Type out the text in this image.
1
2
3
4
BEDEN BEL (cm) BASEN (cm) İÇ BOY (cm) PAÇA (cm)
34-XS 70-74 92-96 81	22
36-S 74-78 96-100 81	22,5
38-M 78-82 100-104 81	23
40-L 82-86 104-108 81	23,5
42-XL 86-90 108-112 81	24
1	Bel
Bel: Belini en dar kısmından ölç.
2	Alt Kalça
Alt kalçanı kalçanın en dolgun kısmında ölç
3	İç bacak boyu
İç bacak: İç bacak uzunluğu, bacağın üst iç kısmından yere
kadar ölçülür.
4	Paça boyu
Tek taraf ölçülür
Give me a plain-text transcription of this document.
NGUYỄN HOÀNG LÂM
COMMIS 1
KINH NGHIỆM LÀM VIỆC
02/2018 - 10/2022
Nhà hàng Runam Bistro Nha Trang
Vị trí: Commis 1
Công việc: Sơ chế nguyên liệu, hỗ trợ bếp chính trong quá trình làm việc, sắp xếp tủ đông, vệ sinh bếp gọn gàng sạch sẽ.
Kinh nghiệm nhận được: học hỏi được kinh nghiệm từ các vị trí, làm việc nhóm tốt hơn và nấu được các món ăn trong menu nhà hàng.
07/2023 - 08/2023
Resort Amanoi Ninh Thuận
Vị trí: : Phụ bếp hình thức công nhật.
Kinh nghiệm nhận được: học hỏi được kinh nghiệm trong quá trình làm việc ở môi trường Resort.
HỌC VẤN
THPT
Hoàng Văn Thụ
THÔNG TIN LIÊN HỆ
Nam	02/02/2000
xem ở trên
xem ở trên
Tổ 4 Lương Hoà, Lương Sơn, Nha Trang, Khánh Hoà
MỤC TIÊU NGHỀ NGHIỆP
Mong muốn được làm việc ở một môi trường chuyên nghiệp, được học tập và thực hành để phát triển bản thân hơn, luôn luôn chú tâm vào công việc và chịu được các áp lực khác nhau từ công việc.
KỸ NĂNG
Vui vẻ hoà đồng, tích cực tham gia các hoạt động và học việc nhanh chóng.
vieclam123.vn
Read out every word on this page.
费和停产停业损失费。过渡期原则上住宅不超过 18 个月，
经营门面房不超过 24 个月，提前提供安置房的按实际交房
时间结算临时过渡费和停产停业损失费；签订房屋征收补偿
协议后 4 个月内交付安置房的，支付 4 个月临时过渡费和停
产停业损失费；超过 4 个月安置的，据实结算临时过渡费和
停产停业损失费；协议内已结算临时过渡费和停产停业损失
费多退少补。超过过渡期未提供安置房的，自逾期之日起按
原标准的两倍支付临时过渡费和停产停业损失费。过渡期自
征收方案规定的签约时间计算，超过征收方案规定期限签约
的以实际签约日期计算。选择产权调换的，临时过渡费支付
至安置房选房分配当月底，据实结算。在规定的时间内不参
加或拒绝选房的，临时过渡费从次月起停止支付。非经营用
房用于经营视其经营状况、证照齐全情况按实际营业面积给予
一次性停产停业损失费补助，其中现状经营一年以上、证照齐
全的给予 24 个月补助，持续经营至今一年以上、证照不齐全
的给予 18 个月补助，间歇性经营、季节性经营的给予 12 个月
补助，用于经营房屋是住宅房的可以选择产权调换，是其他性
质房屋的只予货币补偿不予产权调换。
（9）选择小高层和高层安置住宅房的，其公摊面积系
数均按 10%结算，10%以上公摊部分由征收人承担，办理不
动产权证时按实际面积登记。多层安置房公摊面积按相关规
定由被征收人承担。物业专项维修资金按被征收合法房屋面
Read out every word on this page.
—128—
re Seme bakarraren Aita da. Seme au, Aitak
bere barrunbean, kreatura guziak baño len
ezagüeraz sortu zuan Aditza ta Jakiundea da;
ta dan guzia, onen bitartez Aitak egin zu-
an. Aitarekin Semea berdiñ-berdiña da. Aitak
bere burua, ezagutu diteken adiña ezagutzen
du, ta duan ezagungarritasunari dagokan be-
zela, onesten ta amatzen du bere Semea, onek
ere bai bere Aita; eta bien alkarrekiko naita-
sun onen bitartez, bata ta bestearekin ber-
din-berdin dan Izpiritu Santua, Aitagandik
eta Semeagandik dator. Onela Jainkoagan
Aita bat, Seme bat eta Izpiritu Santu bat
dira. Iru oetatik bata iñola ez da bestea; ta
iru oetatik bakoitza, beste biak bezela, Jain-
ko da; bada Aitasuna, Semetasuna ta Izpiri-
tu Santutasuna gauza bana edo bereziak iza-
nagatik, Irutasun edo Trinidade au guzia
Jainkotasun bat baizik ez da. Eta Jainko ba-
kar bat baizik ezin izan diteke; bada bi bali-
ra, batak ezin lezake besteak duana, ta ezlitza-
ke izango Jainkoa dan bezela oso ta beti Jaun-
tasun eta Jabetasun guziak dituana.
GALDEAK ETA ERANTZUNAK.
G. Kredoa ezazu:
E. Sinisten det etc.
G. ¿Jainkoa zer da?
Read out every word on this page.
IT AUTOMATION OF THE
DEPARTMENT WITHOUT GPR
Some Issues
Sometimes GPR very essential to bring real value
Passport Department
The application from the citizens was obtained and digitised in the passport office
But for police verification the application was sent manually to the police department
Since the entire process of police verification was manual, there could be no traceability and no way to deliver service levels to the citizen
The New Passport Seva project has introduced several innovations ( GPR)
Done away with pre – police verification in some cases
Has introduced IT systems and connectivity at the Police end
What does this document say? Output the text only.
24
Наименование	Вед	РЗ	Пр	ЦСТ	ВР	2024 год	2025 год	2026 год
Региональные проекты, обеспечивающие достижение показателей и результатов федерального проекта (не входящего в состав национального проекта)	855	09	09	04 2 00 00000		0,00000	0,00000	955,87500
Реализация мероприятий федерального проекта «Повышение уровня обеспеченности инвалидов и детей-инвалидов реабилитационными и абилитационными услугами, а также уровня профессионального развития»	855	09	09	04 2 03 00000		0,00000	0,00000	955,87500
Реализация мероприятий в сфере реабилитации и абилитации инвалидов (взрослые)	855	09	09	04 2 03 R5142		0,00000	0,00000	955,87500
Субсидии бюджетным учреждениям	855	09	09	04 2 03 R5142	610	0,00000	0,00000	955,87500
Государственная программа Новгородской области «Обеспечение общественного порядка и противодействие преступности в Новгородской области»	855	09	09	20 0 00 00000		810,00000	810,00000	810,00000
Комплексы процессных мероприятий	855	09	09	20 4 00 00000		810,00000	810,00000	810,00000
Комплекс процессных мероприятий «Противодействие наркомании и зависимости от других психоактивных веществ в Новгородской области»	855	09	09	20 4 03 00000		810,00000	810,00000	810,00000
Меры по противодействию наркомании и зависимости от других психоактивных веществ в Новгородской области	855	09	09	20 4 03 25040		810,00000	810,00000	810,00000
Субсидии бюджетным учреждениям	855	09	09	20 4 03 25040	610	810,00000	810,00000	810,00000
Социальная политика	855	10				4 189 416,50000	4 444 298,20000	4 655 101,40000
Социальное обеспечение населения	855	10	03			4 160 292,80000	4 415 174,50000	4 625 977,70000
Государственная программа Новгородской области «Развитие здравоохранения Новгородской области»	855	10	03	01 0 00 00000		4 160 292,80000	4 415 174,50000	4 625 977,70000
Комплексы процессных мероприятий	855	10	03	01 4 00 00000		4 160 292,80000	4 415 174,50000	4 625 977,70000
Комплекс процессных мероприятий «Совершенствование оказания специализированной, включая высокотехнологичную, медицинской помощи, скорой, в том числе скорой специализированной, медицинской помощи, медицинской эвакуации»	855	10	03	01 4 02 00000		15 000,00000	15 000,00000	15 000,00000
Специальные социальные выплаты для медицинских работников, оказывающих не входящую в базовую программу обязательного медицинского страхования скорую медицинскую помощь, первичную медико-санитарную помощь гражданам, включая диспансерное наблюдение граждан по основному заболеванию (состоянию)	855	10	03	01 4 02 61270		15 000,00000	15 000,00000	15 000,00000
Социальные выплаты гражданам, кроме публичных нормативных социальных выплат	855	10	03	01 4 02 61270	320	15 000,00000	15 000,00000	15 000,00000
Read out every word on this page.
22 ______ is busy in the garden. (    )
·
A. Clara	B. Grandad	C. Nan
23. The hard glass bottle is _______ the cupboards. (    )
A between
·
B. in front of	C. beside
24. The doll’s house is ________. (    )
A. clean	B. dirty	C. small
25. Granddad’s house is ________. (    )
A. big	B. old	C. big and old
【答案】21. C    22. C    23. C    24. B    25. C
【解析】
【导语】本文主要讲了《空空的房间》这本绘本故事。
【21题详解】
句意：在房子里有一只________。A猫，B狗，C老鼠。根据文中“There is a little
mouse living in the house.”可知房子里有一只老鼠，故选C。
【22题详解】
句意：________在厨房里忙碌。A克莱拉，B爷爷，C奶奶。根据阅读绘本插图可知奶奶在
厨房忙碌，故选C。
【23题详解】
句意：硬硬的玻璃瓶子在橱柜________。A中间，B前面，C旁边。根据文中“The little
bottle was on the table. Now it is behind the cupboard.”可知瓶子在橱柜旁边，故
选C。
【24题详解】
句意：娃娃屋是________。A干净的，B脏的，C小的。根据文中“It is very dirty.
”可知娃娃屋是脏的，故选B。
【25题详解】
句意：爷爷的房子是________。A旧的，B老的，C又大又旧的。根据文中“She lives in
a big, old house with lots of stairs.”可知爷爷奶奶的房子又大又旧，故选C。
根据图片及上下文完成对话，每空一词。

= Direction =
Supply the count of lines in the entries that contain the word "других", and nothing besides.

= Answer for the task =
2